• _Problem to solve_
Without the pictures, return all of the material exactly as written.
Start of Stored rows
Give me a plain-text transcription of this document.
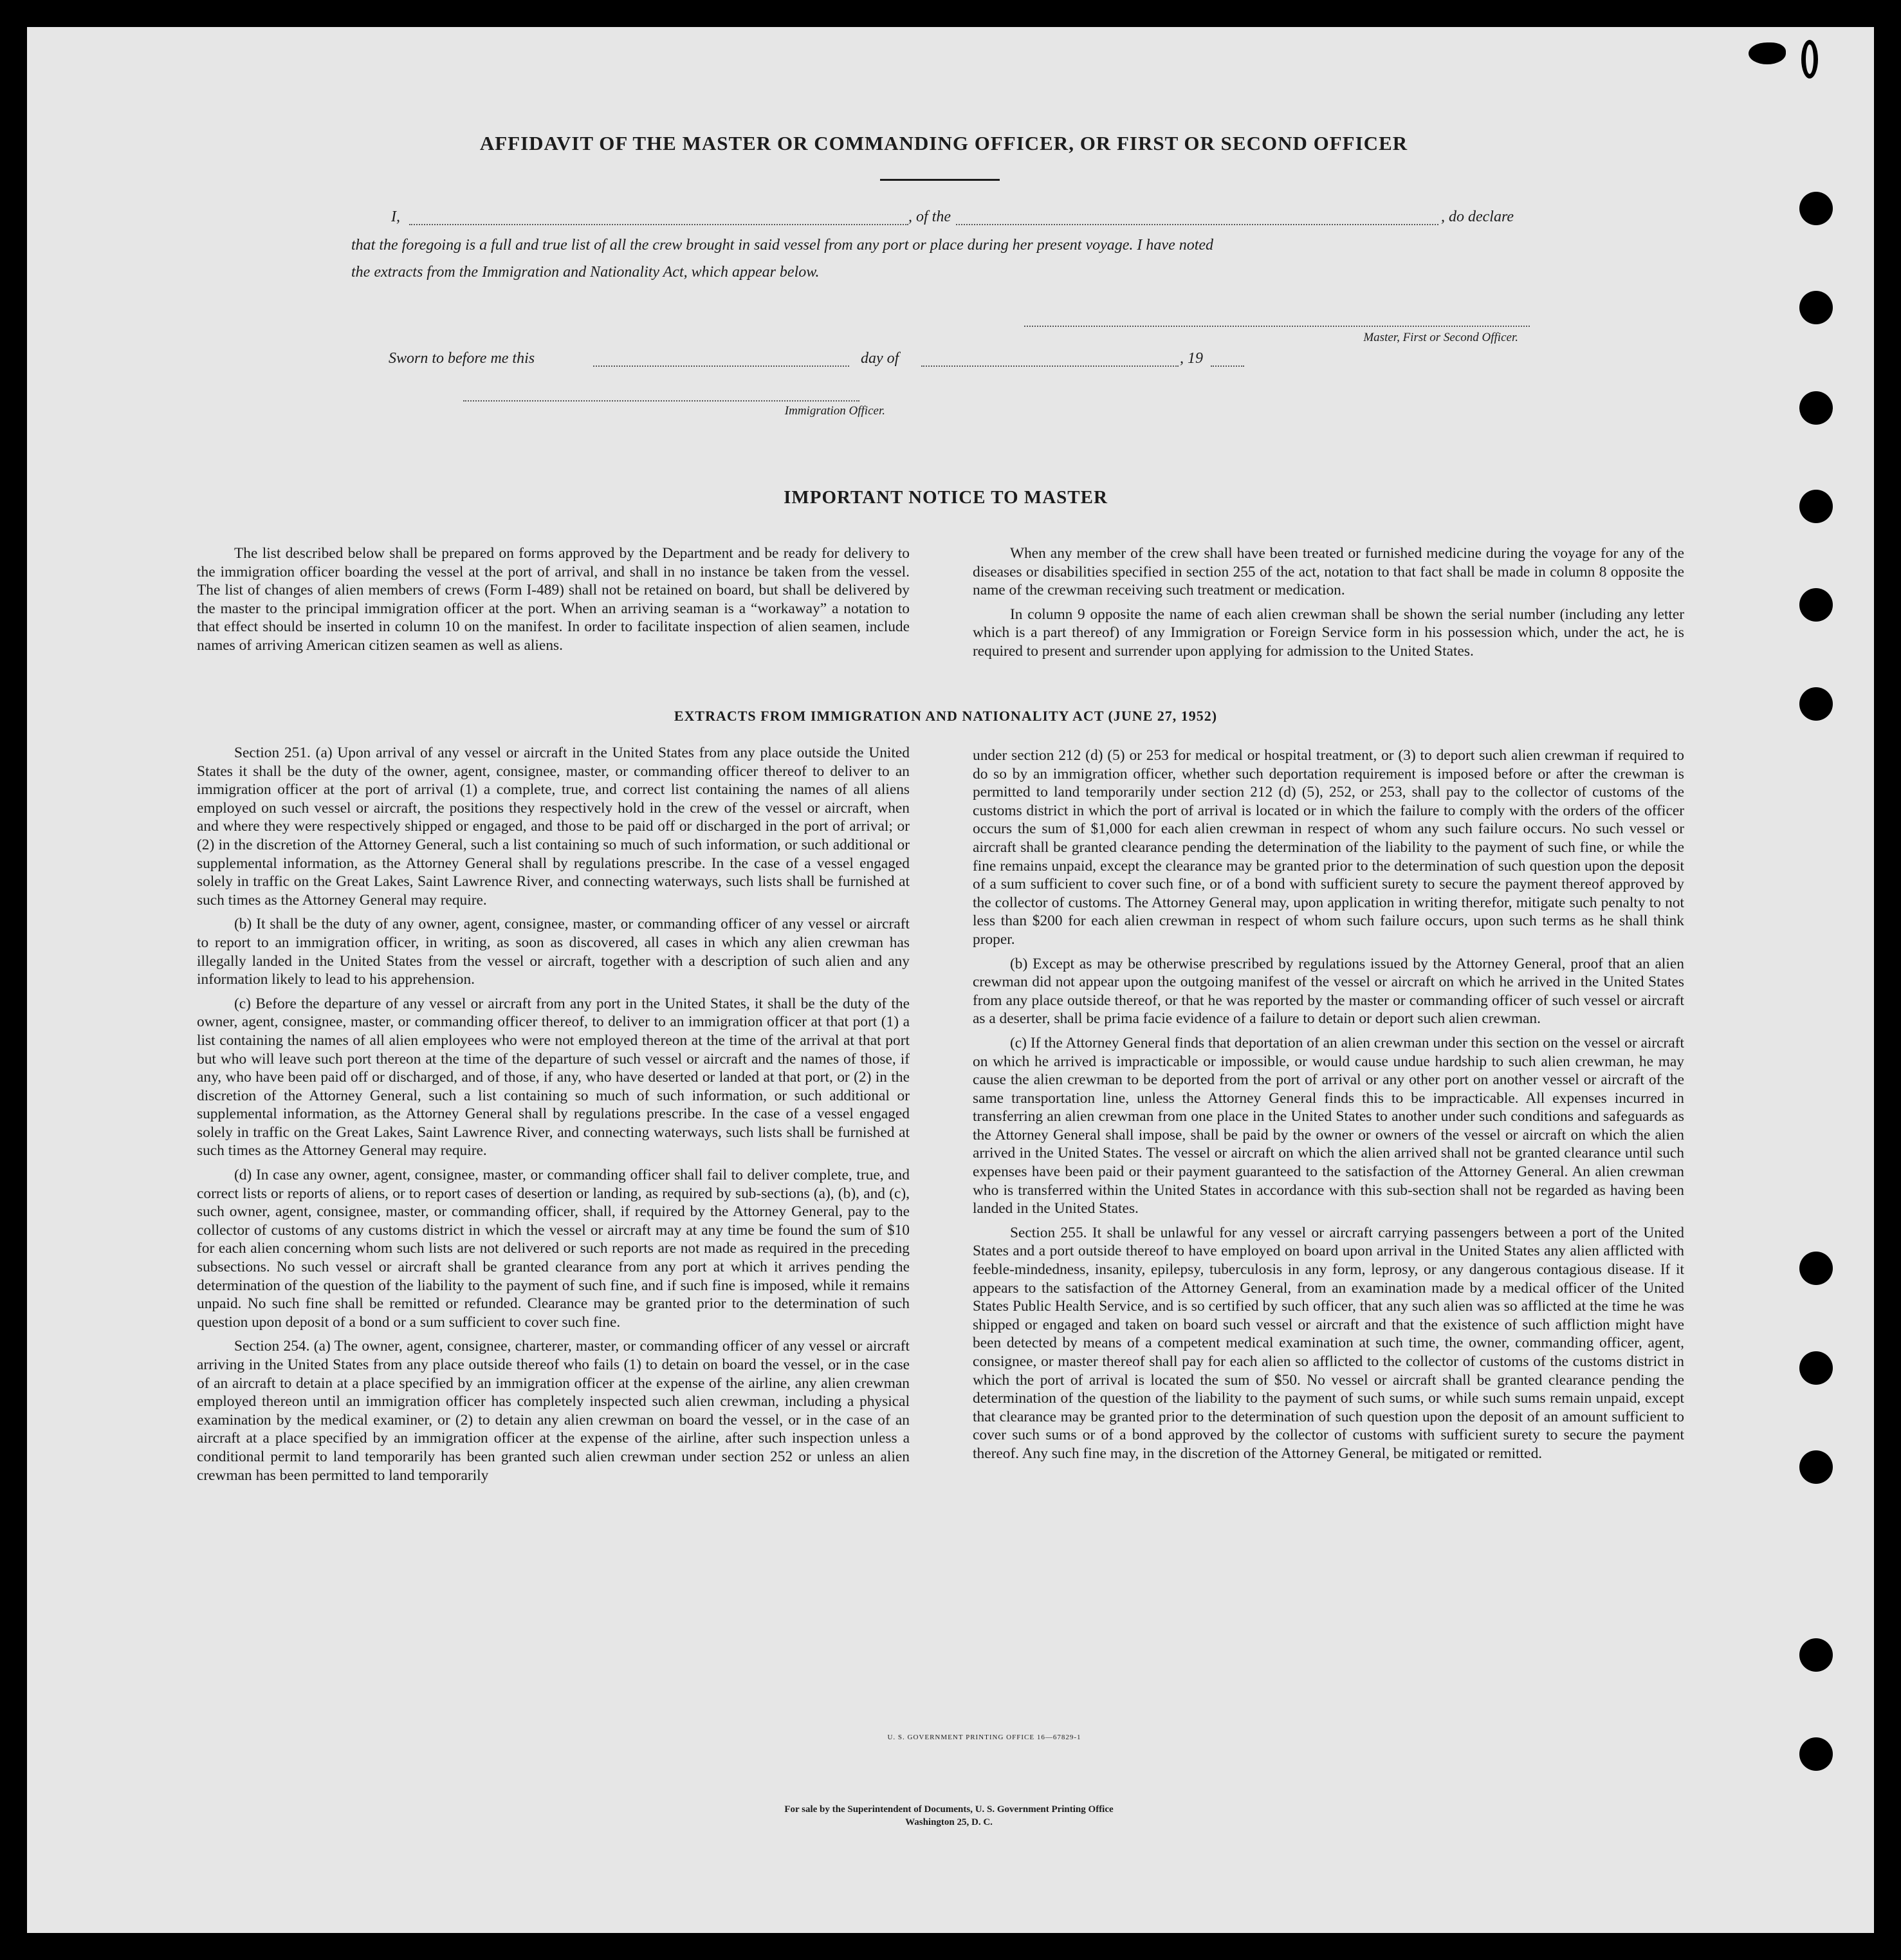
AFFIDAVIT OF THE MASTER OR COMMANDING OFFICER, OR FIRST OR SECOND OFFICER
I,	, of the	, do declare
that the foregoing is a full and true list of all the crew brought in said vessel from any port or place during her present voyage. I have noted
the extracts from the Immigration and Nationality Act, which appear below.
Master, First or Second Officer.
Sworn to before me this	day of	, 19
Immigration Officer.
IMPORTANT NOTICE TO MASTER

The list described below shall be prepared on forms approved by the Department and be ready for delivery to the immigration officer boarding the vessel at the port of arrival, and shall in no instance be taken from the vessel. The list of changes of alien members of crews (Form I-489) shall not be retained on board, but shall be delivered by the master to the principal immigration officer at the port. When an arriving seaman is a “workaway” a notation to that effect should be inserted in column 10 on the manifest. In order to facilitate inspection of alien seamen, include names of arriving American citizen seamen as well as aliens.

When any member of the crew shall have been treated or furnished medicine during the voyage for any of the diseases or disabilities specified in section 255 of the act, notation to that fact shall be made in column 8 opposite the name of the crewman receiving such treatment or medication.

In column 9 opposite the name of each alien crewman shall be shown the serial number (including any letter which is a part thereof) of any Immigration or Foreign Service form in his possession which, under the act, he is required to present and surrender upon applying for admission to the United States.

EXTRACTS FROM IMMIGRATION AND NATIONALITY ACT (JUNE 27, 1952)

Section 251. (a) Upon arrival of any vessel or aircraft in the United States from any place outside the United States it shall be the duty of the owner, agent, consignee, master, or commanding officer thereof to deliver to an immigration officer at the port of arrival (1) a complete, true, and correct list containing the names of all aliens employed on such vessel or aircraft, the positions they respectively hold in the crew of the vessel or aircraft, when and where they were respectively shipped or engaged, and those to be paid off or discharged in the port of arrival; or (2) in the discretion of the Attorney General, such a list containing so much of such information, or such additional or supplemental information, as the Attorney General shall by regulations prescribe. In the case of a vessel engaged solely in traffic on the Great Lakes, Saint Lawrence River, and connecting waterways, such lists shall be furnished at such times as the Attorney General may require.

(b) It shall be the duty of any owner, agent, consignee, master, or commanding officer of any vessel or aircraft to report to an immigration officer, in writing, as soon as discovered, all cases in which any alien crewman has illegally landed in the United States from the vessel or aircraft, together with a description of such alien and any information likely to lead to his apprehension.

(c) Before the departure of any vessel or aircraft from any port in the United States, it shall be the duty of the owner, agent, consignee, master, or commanding officer thereof, to deliver to an immigration officer at that port (1) a list containing the names of all alien employees who were not employed thereon at the time of the arrival at that port but who will leave such port thereon at the time of the departure of such vessel or aircraft and the names of those, if any, who have been paid off or discharged, and of those, if any, who have deserted or landed at that port, or (2) in the discretion of the Attorney General, such a list containing so much of such information, or such additional or supplemental information, as the Attorney General shall by regulations prescribe. In the case of a vessel engaged solely in traffic on the Great Lakes, Saint Lawrence River, and connecting waterways, such lists shall be furnished at such times as the Attorney General may require.

(d) In case any owner, agent, consignee, master, or commanding officer shall fail to deliver complete, true, and correct lists or reports of aliens, or to report cases of desertion or landing, as required by sub-sections (a), (b), and (c), such owner, agent, consignee, master, or commanding officer, shall, if required by the Attorney General, pay to the collector of customs of any customs district in which the vessel or aircraft may at any time be found the sum of $10 for each alien concerning whom such lists are not delivered or such reports are not made as required in the preceding subsections. No such vessel or aircraft shall be granted clearance from any port at which it arrives pending the determination of the question of the liability to the payment of such fine, and if such fine is imposed, while it remains unpaid. No such fine shall be remitted or refunded. Clearance may be granted prior to the determination of such question upon deposit of a bond or a sum sufficient to cover such fine.

Section 254. (a) The owner, agent, consignee, charterer, master, or commanding officer of any vessel or aircraft arriving in the United States from any place outside thereof who fails (1) to detain on board the vessel, or in the case of an aircraft to detain at a place specified by an immigration officer at the expense of the airline, any alien crewman employed thereon until an immigration officer has completely inspected such alien crewman, including a physical examination by the medical examiner, or (2) to detain any alien crewman on board the vessel, or in the case of an aircraft at a place specified by an immigration officer at the expense of the airline, after such inspection unless a conditional permit to land temporarily has been granted such alien crewman under section 252 or unless an alien crewman has been permitted to land temporarily

under section 212 (d) (5) or 253 for medical or hospital treatment, or (3) to deport such alien crewman if required to do so by an immigration officer, whether such deportation requirement is imposed before or after the crewman is permitted to land temporarily under section 212 (d) (5), 252, or 253, shall pay to the collector of customs of the customs district in which the port of arrival is located or in which the failure to comply with the orders of the officer occurs the sum of $1,000 for each alien crewman in respect of whom any such failure occurs. No such vessel or aircraft shall be granted clearance pending the determination of the liability to the payment of such fine, or while the fine remains unpaid, except the clearance may be granted prior to the determination of such question upon the deposit of a sum sufficient to cover such fine, or of a bond with sufficient surety to secure the payment thereof approved by the collector of customs. The Attorney General may, upon application in writing therefor, mitigate such penalty to not less than $200 for each alien crewman in respect of whom such failure occurs, upon such terms as he shall think proper.

(b) Except as may be otherwise prescribed by regulations issued by the Attorney General, proof that an alien crewman did not appear upon the outgoing manifest of the vessel or aircraft on which he arrived in the United States from any place outside thereof, or that he was reported by the master or commanding officer of such vessel or aircraft as a deserter, shall be prima facie evidence of a failure to detain or deport such alien crewman.

(c) If the Attorney General finds that deportation of an alien crewman under this section on the vessel or aircraft on which he arrived is impracticable or impossible, or would cause undue hardship to such alien crewman, he may cause the alien crewman to be deported from the port of arrival or any other port on another vessel or aircraft of the same transportation line, unless the Attorney General finds this to be impracticable. All expenses incurred in transferring an alien crewman from one place in the United States to another under such conditions and safeguards as the Attorney General shall impose, shall be paid by the owner or owners of the vessel or aircraft on which the alien arrived in the United States. The vessel or aircraft on which the alien arrived shall not be granted clearance until such expenses have been paid or their payment guaranteed to the satisfaction of the Attorney General. An alien crewman who is transferred within the United States in accordance with this sub-section shall not be regarded as having been landed in the United States.

Section 255. It shall be unlawful for any vessel or aircraft carrying passengers between a port of the United States and a port outside thereof to have employed on board upon arrival in the United States any alien afflicted with feeble-mindedness, insanity, epilepsy, tuberculosis in any form, leprosy, or any dangerous contagious disease. If it appears to the satisfaction of the Attorney General, from an examination made by a medical officer of the United States Public Health Service, and is so certified by such officer, that any such alien was so afflicted at the time he was shipped or engaged and taken on board such vessel or aircraft and that the existence of such affliction might have been detected by means of a competent medical examination at such time, the owner, commanding officer, agent, consignee, or master thereof shall pay for each alien so afflicted to the collector of customs of the customs district in which the port of arrival is located the sum of $50. No vessel or aircraft shall be granted clearance pending the determination of the question of the liability to the payment of such sums, or while such sums remain unpaid, except that clearance may be granted prior to the determination of such question upon the deposit of an amount sufficient to cover such sums or of a bond approved by the collector of customs with sufficient surety to secure the payment thereof. Any such fine may, in the discretion of the Attorney General, be mitigated or remitted.

U. S. GOVERNMENT PRINTING OFFICE 16—67829-1
For sale by the Superintendent of Documents, U. S. Government Printing Office
Washington 25, D. C.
End of Stored rows
• _Finished answer_
Give me a plain-text transcription of this document.
AFFIDAVIT OF THE MASTER OR COMMANDING OFFICER, OR FIRST OR SECOND OFFICER
I,	, of the	, do declare
that the foregoing is a full and true list of all the crew brought in said vessel from any port or place during her present voyage. I have noted
the extracts from the Immigration and Nationality Act, which appear below.
Master, First or Second Officer.
Sworn to before me this	day of	, 19
Immigration Officer.
IMPORTANT NOTICE TO MASTER

The list described below shall be prepared on forms approved by the Department and be ready for delivery to the immigration officer boarding the vessel at the port of arrival, and shall in no instance be taken from the vessel. The list of changes of alien members of crews (Form I-489) shall not be retained on board, but shall be delivered by the master to the principal immigration officer at the port. When an arriving seaman is a “workaway” a notation to that effect should be inserted in column 10 on the manifest. In order to facilitate inspection of alien seamen, include names of arriving American citizen seamen as well as aliens.

When any member of the crew shall have been treated or furnished medicine during the voyage for any of the diseases or disabilities specified in section 255 of the act, notation to that fact shall be made in column 8 opposite the name of the crewman receiving such treatment or medication.

In column 9 opposite the name of each alien crewman shall be shown the serial number (including any letter which is a part thereof) of any Immigration or Foreign Service form in his possession which, under the act, he is required to present and surrender upon applying for admission to the United States.

EXTRACTS FROM IMMIGRATION AND NATIONALITY ACT (JUNE 27, 1952)

Section 251. (a) Upon arrival of any vessel or aircraft in the United States from any place outside the United States it shall be the duty of the owner, agent, consignee, master, or commanding officer thereof to deliver to an immigration officer at the port of arrival (1) a complete, true, and correct list containing the names of all aliens employed on such vessel or aircraft, the positions they respectively hold in the crew of the vessel or aircraft, when and where they were respectively shipped or engaged, and those to be paid off or discharged in the port of arrival; or (2) in the discretion of the Attorney General, such a list containing so much of such information, or such additional or supplemental information, as the Attorney General shall by regulations prescribe. In the case of a vessel engaged solely in traffic on the Great Lakes, Saint Lawrence River, and connecting waterways, such lists shall be furnished at such times as the Attorney General may require.

(b) It shall be the duty of any owner, agent, consignee, master, or commanding officer of any vessel or aircraft to report to an immigration officer, in writing, as soon as discovered, all cases in which any alien crewman has illegally landed in the United States from the vessel or aircraft, together with a description of such alien and any information likely to lead to his apprehension.

(c) Before the departure of any vessel or aircraft from any port in the United States, it shall be the duty of the owner, agent, consignee, master, or commanding officer thereof, to deliver to an immigration officer at that port (1) a list containing the names of all alien employees who were not employed thereon at the time of the arrival at that port but who will leave such port thereon at the time of the departure of such vessel or aircraft and the names of those, if any, who have been paid off or discharged, and of those, if any, who have deserted or landed at that port, or (2) in the discretion of the Attorney General, such a list containing so much of such information, or such additional or supplemental information, as the Attorney General shall by regulations prescribe. In the case of a vessel engaged solely in traffic on the Great Lakes, Saint Lawrence River, and connecting waterways, such lists shall be furnished at such times as the Attorney General may require.

(d) In case any owner, agent, consignee, master, or commanding officer shall fail to deliver complete, true, and correct lists or reports of aliens, or to report cases of desertion or landing, as required by sub-sections (a), (b), and (c), such owner, agent, consignee, master, or commanding officer, shall, if required by the Attorney General, pay to the collector of customs of any customs district in which the vessel or aircraft may at any time be found the sum of $10 for each alien concerning whom such lists are not delivered or such reports are not made as required in the preceding subsections. No such vessel or aircraft shall be granted clearance from any port at which it arrives pending the determination of the question of the liability to the payment of such fine, and if such fine is imposed, while it remains unpaid. No such fine shall be remitted or refunded. Clearance may be granted prior to the determination of such question upon deposit of a bond or a sum sufficient to cover such fine.

Section 254. (a) The owner, agent, consignee, charterer, master, or commanding officer of any vessel or aircraft arriving in the United States from any place outside thereof who fails (1) to detain on board the vessel, or in the case of an aircraft to detain at a place specified by an immigration officer at the expense of the airline, any alien crewman employed thereon until an immigration officer has completely inspected such alien crewman, including a physical examination by the medical examiner, or (2) to detain any alien crewman on board the vessel, or in the case of an aircraft at a place specified by an immigration officer at the expense of the airline, after such inspection unless a conditional permit to land temporarily has been granted such alien crewman under section 252 or unless an alien crewman has been permitted to land temporarily

under section 212 (d) (5) or 253 for medical or hospital treatment, or (3) to deport such alien crewman if required to do so by an immigration officer, whether such deportation requirement is imposed before or after the crewman is permitted to land temporarily under section 212 (d) (5), 252, or 253, shall pay to the collector of customs of the customs district in which the port of arrival is located or in which the failure to comply with the orders of the officer occurs the sum of $1,000 for each alien crewman in respect of whom any such failure occurs. No such vessel or aircraft shall be granted clearance pending the determination of the liability to the payment of such fine, or while the fine remains unpaid, except the clearance may be granted prior to the determination of such question upon the deposit of a sum sufficient to cover such fine, or of a bond with sufficient surety to secure the payment thereof approved by the collector of customs. The Attorney General may, upon application in writing therefor, mitigate such penalty to not less than $200 for each alien crewman in respect of whom such failure occurs, upon such terms as he shall think proper.

(b) Except as may be otherwise prescribed by regulations issued by the Attorney General, proof that an alien crewman did not appear upon the outgoing manifest of the vessel or aircraft on which he arrived in the United States from any place outside thereof, or that he was reported by the master or commanding officer of such vessel or aircraft as a deserter, shall be prima facie evidence of a failure to detain or deport such alien crewman.

(c) If the Attorney General finds that deportation of an alien crewman under this section on the vessel or aircraft on which he arrived is impracticable or impossible, or would cause undue hardship to such alien crewman, he may cause the alien crewman to be deported from the port of arrival or any other port on another vessel or aircraft of the same transportation line, unless the Attorney General finds this to be impracticable. All expenses incurred in transferring an alien crewman from one place in the United States to another under such conditions and safeguards as the Attorney General shall impose, shall be paid by the owner or owners of the vessel or aircraft on which the alien arrived in the United States. The vessel or aircraft on which the alien arrived shall not be granted clearance until such expenses have been paid or their payment guaranteed to the satisfaction of the Attorney General. An alien crewman who is transferred within the United States in accordance with this sub-section shall not be regarded as having been landed in the United States.

Section 255. It shall be unlawful for any vessel or aircraft carrying passengers between a port of the United States and a port outside thereof to have employed on board upon arrival in the United States any alien afflicted with feeble-mindedness, insanity, epilepsy, tuberculosis in any form, leprosy, or any dangerous contagious disease. If it appears to the satisfaction of the Attorney General, from an examination made by a medical officer of the United States Public Health Service, and is so certified by such officer, that any such alien was so afflicted at the time he was shipped or engaged and taken on board such vessel or aircraft and that the existence of such affliction might have been detected by means of a competent medical examination at such time, the owner, commanding officer, agent, consignee, or master thereof shall pay for each alien so afflicted to the collector of customs of the customs district in which the port of arrival is located the sum of $50. No vessel or aircraft shall be granted clearance pending the determination of the question of the liability to the payment of such sums, or while such sums remain unpaid, except that clearance may be granted prior to the determination of such question upon the deposit of an amount sufficient to cover such sums or of a bond approved by the collector of customs with sufficient surety to secure the payment thereof. Any such fine may, in the discretion of the Attorney General, be mitigated or remitted.

U. S. GOVERNMENT PRINTING OFFICE 16—67829-1
For sale by the Superintendent of Documents, U. S. Government Printing Office
Washington 25, D. C.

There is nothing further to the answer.